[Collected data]
++++++++++

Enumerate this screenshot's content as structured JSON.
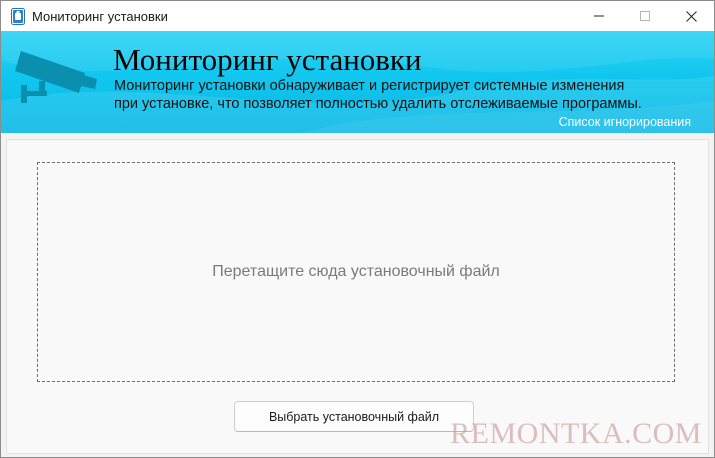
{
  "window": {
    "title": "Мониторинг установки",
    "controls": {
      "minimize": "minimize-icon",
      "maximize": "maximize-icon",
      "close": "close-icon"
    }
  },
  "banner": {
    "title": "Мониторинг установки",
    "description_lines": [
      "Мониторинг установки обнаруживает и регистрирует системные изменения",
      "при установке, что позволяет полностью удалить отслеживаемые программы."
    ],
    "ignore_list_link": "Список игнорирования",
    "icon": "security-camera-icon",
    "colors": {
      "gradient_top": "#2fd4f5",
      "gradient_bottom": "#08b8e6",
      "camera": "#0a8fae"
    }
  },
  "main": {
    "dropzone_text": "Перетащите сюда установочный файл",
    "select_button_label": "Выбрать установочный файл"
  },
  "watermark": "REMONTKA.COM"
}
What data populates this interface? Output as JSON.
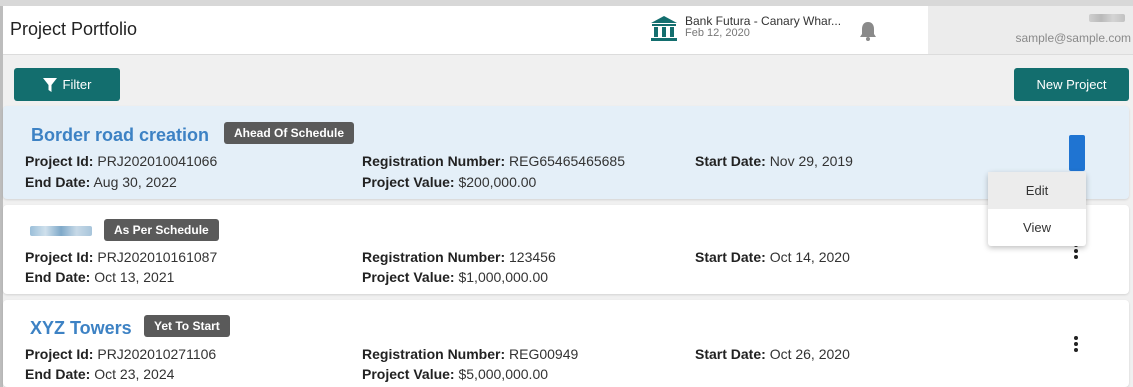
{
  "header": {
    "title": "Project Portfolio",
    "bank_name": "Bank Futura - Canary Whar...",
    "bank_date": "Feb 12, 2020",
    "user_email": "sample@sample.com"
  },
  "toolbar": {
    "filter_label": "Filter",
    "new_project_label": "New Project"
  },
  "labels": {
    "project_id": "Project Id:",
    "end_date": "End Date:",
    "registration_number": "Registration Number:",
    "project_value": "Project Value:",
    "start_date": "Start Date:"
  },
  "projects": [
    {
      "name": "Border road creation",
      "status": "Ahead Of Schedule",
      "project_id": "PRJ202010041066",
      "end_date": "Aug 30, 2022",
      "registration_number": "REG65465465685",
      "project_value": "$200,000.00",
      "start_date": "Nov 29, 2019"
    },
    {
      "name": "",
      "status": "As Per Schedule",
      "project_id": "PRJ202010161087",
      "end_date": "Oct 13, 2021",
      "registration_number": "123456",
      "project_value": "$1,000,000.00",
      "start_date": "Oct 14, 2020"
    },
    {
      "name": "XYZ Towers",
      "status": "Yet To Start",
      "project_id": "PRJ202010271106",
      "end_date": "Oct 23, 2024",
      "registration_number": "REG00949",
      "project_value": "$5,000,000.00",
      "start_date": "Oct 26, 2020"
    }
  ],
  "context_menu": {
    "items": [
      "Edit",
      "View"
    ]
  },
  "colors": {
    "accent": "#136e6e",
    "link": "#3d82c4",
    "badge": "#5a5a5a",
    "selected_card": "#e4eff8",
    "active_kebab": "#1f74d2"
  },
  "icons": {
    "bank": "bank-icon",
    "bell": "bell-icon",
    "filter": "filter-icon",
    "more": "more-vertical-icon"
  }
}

++++++++++

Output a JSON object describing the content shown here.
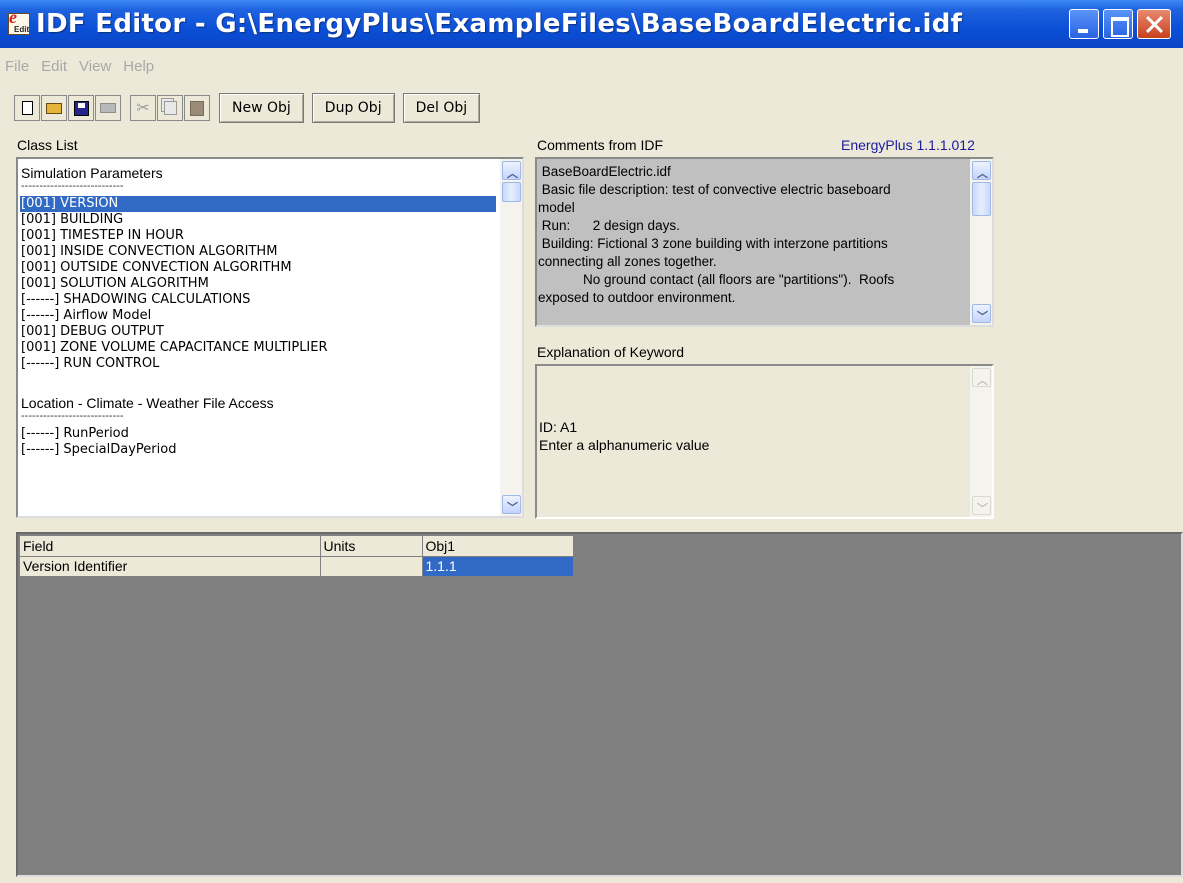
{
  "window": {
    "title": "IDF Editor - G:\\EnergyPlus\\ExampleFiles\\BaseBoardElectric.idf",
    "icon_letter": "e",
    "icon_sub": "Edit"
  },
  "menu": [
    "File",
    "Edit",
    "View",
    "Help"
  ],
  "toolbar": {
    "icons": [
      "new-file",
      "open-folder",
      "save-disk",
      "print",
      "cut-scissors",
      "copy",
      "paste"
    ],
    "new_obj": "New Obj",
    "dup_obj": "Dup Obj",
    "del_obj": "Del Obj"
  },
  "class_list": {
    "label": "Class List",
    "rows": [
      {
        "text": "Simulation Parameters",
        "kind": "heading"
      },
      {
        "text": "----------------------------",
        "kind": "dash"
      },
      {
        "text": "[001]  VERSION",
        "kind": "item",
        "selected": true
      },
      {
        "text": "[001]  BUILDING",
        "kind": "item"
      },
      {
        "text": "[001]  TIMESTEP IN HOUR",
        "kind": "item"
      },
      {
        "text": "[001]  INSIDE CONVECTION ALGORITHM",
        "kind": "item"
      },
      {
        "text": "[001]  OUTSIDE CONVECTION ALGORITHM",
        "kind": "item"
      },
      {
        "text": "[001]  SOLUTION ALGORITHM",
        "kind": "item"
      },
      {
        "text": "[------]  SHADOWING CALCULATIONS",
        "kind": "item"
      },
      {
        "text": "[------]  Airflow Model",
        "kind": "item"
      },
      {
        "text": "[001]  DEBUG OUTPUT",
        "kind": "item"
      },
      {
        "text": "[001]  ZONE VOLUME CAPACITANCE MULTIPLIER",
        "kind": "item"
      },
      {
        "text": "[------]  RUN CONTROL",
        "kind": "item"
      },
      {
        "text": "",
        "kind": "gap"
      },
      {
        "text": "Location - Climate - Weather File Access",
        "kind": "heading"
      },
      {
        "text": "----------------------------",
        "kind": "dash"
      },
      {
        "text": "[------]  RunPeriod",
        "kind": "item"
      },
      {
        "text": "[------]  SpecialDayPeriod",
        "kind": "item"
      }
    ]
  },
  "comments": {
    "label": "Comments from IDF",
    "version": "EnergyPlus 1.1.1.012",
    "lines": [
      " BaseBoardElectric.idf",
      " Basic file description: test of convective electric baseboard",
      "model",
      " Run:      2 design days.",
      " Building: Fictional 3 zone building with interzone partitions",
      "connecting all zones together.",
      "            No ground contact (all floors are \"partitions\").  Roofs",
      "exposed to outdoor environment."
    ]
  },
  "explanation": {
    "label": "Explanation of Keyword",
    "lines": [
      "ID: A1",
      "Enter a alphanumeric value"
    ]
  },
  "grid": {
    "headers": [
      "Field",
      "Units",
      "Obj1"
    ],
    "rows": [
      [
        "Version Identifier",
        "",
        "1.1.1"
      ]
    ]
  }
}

++++++++++

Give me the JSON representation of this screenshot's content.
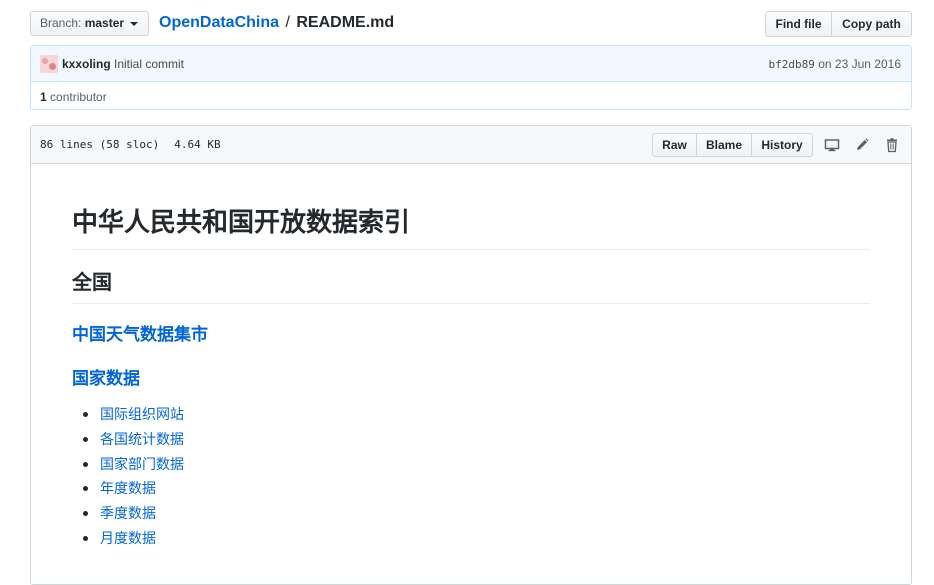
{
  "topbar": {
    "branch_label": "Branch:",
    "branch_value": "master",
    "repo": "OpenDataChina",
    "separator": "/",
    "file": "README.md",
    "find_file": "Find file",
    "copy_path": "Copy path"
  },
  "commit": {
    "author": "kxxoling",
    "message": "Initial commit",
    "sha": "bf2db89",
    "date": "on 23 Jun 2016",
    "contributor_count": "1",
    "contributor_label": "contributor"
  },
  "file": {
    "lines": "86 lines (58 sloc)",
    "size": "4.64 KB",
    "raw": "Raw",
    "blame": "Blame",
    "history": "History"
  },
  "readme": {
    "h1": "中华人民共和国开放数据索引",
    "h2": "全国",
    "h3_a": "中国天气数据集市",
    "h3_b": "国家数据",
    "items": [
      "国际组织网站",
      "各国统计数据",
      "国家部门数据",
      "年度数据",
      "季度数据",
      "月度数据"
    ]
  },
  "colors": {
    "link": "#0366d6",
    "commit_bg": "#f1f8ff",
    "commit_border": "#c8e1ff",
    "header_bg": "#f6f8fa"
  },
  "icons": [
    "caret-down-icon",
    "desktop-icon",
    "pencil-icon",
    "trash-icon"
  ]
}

++++++++++

--- Written task ---
Lines holding the word "screenshot" in the entries above are the ones to pull out. Copy them all.

--- Task solution ---
Enumerate this screenshot's content as structured JSON.
Give me the JSON representation of this screenshot's content.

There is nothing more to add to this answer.